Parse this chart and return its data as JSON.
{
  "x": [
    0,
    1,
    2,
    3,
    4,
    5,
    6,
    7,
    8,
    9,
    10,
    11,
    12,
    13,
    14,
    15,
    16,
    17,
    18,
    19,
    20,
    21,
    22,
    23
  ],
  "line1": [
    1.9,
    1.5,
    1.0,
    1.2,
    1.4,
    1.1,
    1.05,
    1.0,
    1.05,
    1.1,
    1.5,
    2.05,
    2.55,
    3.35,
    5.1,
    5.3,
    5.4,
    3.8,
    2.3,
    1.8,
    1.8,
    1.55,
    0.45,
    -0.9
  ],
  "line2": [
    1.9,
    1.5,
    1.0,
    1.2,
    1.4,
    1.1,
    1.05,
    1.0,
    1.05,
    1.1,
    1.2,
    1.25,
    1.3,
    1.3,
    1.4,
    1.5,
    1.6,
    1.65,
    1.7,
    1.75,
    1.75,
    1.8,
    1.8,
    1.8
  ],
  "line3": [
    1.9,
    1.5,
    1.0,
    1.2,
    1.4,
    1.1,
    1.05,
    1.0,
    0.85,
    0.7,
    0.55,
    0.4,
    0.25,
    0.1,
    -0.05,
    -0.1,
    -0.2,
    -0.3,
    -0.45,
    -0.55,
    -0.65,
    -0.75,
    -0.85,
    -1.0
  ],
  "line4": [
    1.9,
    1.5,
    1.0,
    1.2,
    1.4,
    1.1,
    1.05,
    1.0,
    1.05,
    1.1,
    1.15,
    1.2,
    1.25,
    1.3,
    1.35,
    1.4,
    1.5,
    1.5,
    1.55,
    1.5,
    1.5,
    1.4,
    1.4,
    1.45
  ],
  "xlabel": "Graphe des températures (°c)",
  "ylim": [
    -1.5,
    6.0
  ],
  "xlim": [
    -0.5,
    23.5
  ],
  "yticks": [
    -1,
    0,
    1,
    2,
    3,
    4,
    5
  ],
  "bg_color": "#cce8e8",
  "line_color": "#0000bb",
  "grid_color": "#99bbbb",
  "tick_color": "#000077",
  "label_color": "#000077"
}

Exercise instructions »
Restate every line of the data word for word.

Written answer »
Parse this chart and return its data as JSON.
{
  "x": [
    0,
    1,
    2,
    3,
    4,
    5,
    6,
    7,
    8,
    9,
    10,
    11,
    12,
    13,
    14,
    15,
    16,
    17,
    18,
    19,
    20,
    21,
    22,
    23
  ],
  "line1": [
    1.9,
    1.5,
    1.0,
    1.2,
    1.4,
    1.1,
    1.05,
    1.0,
    1.05,
    1.1,
    1.5,
    2.05,
    2.55,
    3.35,
    5.1,
    5.3,
    5.4,
    3.8,
    2.3,
    1.8,
    1.8,
    1.55,
    0.45,
    -0.9
  ],
  "line2": [
    1.9,
    1.5,
    1.0,
    1.2,
    1.4,
    1.1,
    1.05,
    1.0,
    1.05,
    1.1,
    1.2,
    1.25,
    1.3,
    1.3,
    1.4,
    1.5,
    1.6,
    1.65,
    1.7,
    1.75,
    1.75,
    1.8,
    1.8,
    1.8
  ],
  "line3": [
    1.9,
    1.5,
    1.0,
    1.2,
    1.4,
    1.1,
    1.05,
    1.0,
    0.85,
    0.7,
    0.55,
    0.4,
    0.25,
    0.1,
    -0.05,
    -0.1,
    -0.2,
    -0.3,
    -0.45,
    -0.55,
    -0.65,
    -0.75,
    -0.85,
    -1.0
  ],
  "line4": [
    1.9,
    1.5,
    1.0,
    1.2,
    1.4,
    1.1,
    1.05,
    1.0,
    1.05,
    1.1,
    1.15,
    1.2,
    1.25,
    1.3,
    1.35,
    1.4,
    1.5,
    1.5,
    1.55,
    1.5,
    1.5,
    1.4,
    1.4,
    1.45
  ],
  "xlabel": "Graphe des températures (°c)",
  "ylim": [
    -1.5,
    6.0
  ],
  "xlim": [
    -0.5,
    23.5
  ],
  "yticks": [
    -1,
    0,
    1,
    2,
    3,
    4,
    5
  ],
  "bg_color": "#cce8e8",
  "line_color": "#0000bb",
  "grid_color": "#99bbbb",
  "tick_color": "#000077",
  "label_color": "#000077"
}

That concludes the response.